## What to produce:
All material below is to be reproduced exactly.

## Dataset records:
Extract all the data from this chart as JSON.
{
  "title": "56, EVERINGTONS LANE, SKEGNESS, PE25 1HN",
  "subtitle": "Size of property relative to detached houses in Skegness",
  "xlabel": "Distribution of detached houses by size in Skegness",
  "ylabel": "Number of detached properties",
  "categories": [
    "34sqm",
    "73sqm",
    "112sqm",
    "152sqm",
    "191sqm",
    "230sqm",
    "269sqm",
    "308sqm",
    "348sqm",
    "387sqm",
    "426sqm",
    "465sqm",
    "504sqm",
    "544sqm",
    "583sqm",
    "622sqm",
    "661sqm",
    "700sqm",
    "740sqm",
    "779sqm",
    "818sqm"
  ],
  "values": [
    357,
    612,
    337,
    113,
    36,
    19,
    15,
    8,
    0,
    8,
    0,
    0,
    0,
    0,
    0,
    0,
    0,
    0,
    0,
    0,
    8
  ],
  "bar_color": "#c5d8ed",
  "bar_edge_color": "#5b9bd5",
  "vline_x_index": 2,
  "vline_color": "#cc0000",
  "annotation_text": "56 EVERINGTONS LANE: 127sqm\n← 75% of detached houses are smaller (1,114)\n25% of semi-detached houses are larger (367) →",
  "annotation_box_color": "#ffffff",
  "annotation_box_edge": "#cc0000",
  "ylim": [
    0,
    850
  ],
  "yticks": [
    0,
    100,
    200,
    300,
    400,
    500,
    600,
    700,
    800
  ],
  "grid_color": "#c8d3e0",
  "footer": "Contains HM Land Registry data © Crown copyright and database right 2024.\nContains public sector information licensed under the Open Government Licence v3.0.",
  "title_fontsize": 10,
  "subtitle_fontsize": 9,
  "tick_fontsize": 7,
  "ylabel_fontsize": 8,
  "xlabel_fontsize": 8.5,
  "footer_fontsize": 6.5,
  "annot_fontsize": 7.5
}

## Expected answer:
Extract all the data from this chart as JSON.
{
  "title": "56, EVERINGTONS LANE, SKEGNESS, PE25 1HN",
  "subtitle": "Size of property relative to detached houses in Skegness",
  "xlabel": "Distribution of detached houses by size in Skegness",
  "ylabel": "Number of detached properties",
  "categories": [
    "34sqm",
    "73sqm",
    "112sqm",
    "152sqm",
    "191sqm",
    "230sqm",
    "269sqm",
    "308sqm",
    "348sqm",
    "387sqm",
    "426sqm",
    "465sqm",
    "504sqm",
    "544sqm",
    "583sqm",
    "622sqm",
    "661sqm",
    "700sqm",
    "740sqm",
    "779sqm",
    "818sqm"
  ],
  "values": [
    357,
    612,
    337,
    113,
    36,
    19,
    15,
    8,
    0,
    8,
    0,
    0,
    0,
    0,
    0,
    0,
    0,
    0,
    0,
    0,
    8
  ],
  "bar_color": "#c5d8ed",
  "bar_edge_color": "#5b9bd5",
  "vline_x_index": 2,
  "vline_color": "#cc0000",
  "annotation_text": "56 EVERINGTONS LANE: 127sqm\n← 75% of detached houses are smaller (1,114)\n25% of semi-detached houses are larger (367) →",
  "annotation_box_color": "#ffffff",
  "annotation_box_edge": "#cc0000",
  "ylim": [
    0,
    850
  ],
  "yticks": [
    0,
    100,
    200,
    300,
    400,
    500,
    600,
    700,
    800
  ],
  "grid_color": "#c8d3e0",
  "footer": "Contains HM Land Registry data © Crown copyright and database right 2024.\nContains public sector information licensed under the Open Government Licence v3.0.",
  "title_fontsize": 10,
  "subtitle_fontsize": 9,
  "tick_fontsize": 7,
  "ylabel_fontsize": 8,
  "xlabel_fontsize": 8.5,
  "footer_fontsize": 6.5,
  "annot_fontsize": 7.5
}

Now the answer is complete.